- [What to do]
Go through the listing below and gather every line with the word "example".

- [Rows]
┄┄┄┄┄┄┄┄┄┄

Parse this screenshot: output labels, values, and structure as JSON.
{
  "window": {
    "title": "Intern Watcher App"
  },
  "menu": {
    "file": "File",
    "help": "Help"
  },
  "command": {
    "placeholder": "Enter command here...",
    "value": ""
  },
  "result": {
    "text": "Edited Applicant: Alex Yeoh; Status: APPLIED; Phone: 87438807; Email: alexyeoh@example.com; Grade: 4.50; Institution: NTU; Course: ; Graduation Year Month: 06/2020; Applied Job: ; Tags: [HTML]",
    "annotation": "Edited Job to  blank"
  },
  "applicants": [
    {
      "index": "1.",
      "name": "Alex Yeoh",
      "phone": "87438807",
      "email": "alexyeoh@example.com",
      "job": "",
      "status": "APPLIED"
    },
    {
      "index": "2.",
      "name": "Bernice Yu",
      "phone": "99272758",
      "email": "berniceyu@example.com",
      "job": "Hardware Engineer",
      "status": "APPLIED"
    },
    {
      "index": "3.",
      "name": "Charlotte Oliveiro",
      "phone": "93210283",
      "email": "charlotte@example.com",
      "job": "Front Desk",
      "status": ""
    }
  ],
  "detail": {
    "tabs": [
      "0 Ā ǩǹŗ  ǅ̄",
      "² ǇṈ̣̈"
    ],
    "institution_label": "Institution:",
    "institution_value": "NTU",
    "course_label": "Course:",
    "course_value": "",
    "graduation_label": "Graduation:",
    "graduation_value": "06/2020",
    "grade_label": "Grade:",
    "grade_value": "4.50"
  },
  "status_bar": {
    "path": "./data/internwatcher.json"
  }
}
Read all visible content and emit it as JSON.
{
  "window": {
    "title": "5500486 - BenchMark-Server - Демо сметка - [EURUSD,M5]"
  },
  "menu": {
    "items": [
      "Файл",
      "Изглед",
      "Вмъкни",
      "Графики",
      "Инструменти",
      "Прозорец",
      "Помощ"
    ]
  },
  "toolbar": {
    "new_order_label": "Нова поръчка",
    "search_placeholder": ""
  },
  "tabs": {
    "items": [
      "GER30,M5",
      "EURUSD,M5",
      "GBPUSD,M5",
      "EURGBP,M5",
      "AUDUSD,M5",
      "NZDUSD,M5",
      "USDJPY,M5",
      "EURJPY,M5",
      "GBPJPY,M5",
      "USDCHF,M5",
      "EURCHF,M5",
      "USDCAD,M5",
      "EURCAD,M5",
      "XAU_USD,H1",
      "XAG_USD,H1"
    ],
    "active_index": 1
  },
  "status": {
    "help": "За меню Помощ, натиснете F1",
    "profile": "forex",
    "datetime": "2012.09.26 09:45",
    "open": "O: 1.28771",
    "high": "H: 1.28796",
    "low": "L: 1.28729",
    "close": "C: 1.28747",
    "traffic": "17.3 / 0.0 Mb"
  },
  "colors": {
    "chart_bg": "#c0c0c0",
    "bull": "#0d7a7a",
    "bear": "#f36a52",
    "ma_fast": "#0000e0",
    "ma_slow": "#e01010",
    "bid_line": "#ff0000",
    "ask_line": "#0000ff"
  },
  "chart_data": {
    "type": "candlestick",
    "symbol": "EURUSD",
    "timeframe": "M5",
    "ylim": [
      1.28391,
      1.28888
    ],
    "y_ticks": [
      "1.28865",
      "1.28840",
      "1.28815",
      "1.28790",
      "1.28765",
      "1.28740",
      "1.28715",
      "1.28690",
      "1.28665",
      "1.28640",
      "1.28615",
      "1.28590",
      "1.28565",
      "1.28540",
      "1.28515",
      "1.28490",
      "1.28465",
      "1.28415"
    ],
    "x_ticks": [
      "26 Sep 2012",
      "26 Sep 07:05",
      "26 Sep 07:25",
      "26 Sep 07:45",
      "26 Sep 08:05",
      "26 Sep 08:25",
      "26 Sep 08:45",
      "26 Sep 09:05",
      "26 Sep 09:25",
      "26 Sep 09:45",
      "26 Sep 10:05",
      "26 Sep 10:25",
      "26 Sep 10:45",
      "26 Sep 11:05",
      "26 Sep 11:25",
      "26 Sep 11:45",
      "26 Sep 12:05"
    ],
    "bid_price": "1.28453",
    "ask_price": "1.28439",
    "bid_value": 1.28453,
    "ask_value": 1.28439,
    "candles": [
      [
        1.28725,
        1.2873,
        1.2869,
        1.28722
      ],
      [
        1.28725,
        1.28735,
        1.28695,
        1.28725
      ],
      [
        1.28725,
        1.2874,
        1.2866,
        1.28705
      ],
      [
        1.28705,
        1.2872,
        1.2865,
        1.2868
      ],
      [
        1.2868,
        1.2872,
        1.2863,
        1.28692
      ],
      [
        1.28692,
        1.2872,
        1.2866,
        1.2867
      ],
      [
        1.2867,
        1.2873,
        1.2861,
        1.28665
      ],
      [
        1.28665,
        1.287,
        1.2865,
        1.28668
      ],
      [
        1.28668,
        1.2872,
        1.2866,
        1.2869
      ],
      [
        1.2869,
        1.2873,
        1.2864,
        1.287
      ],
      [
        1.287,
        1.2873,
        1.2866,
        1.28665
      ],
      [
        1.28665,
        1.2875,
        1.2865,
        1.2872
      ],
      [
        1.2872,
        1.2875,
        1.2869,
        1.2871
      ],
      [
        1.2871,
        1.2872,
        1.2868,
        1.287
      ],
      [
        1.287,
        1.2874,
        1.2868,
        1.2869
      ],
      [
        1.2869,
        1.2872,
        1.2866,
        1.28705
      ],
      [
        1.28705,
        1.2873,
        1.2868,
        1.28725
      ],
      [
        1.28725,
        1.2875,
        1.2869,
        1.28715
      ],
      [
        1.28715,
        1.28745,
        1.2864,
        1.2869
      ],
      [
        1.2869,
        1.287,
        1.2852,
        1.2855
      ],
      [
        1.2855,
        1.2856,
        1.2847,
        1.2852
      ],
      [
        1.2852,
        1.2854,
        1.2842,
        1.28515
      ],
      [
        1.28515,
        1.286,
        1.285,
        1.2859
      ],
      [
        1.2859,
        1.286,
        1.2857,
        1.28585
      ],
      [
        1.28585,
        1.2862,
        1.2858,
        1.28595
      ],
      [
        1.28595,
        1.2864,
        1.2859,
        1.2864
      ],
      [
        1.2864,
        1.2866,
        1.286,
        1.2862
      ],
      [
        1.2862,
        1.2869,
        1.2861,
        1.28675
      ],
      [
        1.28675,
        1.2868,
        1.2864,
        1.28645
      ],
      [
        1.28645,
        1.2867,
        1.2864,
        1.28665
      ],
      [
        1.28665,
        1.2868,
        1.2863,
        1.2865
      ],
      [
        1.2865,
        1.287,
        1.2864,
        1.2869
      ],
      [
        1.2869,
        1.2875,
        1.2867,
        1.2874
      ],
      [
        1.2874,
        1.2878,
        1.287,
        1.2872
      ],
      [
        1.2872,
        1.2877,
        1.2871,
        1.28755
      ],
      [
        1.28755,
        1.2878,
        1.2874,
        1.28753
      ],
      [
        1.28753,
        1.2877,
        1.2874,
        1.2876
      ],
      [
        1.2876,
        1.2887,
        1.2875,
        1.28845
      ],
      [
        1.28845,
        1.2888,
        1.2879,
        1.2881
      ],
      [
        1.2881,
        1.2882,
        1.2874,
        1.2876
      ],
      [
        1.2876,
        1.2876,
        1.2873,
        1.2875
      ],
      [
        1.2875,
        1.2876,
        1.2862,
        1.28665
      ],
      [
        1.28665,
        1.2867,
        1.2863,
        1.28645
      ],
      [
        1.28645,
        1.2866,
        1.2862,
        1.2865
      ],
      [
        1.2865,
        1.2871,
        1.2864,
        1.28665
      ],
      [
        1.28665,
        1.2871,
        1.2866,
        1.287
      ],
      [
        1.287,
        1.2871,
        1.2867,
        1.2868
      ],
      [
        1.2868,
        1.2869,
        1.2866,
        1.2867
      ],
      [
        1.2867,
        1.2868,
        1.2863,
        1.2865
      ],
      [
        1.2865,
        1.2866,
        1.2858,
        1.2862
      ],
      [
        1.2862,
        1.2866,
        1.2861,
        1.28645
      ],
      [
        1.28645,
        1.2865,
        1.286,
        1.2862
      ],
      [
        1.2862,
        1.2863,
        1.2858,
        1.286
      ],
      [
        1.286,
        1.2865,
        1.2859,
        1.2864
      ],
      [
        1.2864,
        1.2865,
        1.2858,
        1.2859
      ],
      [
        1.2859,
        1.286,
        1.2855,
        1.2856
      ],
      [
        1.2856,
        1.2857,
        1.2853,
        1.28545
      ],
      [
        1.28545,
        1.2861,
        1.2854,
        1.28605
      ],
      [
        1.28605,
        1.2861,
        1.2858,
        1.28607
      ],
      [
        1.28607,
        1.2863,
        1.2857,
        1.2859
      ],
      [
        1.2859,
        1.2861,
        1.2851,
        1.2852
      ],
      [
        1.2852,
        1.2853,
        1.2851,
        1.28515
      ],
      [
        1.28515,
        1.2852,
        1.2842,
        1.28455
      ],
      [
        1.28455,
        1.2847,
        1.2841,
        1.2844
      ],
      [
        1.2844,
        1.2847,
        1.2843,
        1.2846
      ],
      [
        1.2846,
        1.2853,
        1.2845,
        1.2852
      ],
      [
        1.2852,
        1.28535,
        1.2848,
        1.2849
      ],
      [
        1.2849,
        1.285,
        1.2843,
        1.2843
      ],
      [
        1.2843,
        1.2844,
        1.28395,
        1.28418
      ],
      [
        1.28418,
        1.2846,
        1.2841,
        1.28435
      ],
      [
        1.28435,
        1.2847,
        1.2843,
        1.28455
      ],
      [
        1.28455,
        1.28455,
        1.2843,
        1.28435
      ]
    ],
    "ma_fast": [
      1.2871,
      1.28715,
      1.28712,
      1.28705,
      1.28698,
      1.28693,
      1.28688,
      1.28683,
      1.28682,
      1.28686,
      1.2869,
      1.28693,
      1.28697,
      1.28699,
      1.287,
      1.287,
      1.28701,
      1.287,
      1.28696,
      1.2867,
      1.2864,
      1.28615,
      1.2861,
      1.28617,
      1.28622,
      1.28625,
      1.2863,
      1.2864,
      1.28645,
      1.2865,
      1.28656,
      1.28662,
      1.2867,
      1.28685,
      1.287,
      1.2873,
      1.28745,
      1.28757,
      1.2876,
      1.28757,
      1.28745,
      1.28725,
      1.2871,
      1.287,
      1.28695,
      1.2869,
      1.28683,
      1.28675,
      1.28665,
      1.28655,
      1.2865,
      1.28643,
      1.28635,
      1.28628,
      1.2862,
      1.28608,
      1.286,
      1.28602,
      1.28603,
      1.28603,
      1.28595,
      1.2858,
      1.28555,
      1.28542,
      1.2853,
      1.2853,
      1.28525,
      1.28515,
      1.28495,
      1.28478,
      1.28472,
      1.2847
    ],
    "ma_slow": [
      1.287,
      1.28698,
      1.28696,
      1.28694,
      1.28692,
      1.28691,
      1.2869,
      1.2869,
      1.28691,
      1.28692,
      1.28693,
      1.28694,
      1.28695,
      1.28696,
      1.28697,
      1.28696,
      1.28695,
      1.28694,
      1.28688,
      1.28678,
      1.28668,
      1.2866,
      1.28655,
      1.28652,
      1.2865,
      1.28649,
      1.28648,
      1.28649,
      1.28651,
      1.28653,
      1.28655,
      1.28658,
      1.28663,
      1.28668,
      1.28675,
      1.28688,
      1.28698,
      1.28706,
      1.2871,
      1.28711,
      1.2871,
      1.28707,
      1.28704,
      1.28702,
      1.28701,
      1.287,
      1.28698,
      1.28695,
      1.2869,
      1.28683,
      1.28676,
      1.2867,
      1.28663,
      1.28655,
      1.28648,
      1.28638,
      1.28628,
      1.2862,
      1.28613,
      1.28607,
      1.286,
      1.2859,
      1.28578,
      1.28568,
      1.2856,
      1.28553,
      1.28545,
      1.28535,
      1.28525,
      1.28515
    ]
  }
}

┄┄┄┄┄┄┄┄┄┄

- [Answer to the task]
    "text": "Edited Applicant: Alex Yeoh; Status: APPLIED; Phone: 87438807; Email: alexyeoh@example.com; Grade: 4.50; Institution: NTU; Course: ; Graduation Year Month: 06/2020; Applied Job: ; Tags: [HTML]",
      "email": "alexyeoh@example.com",
      "email": "berniceyu@example.com",
      "email": "charlotte@example.com",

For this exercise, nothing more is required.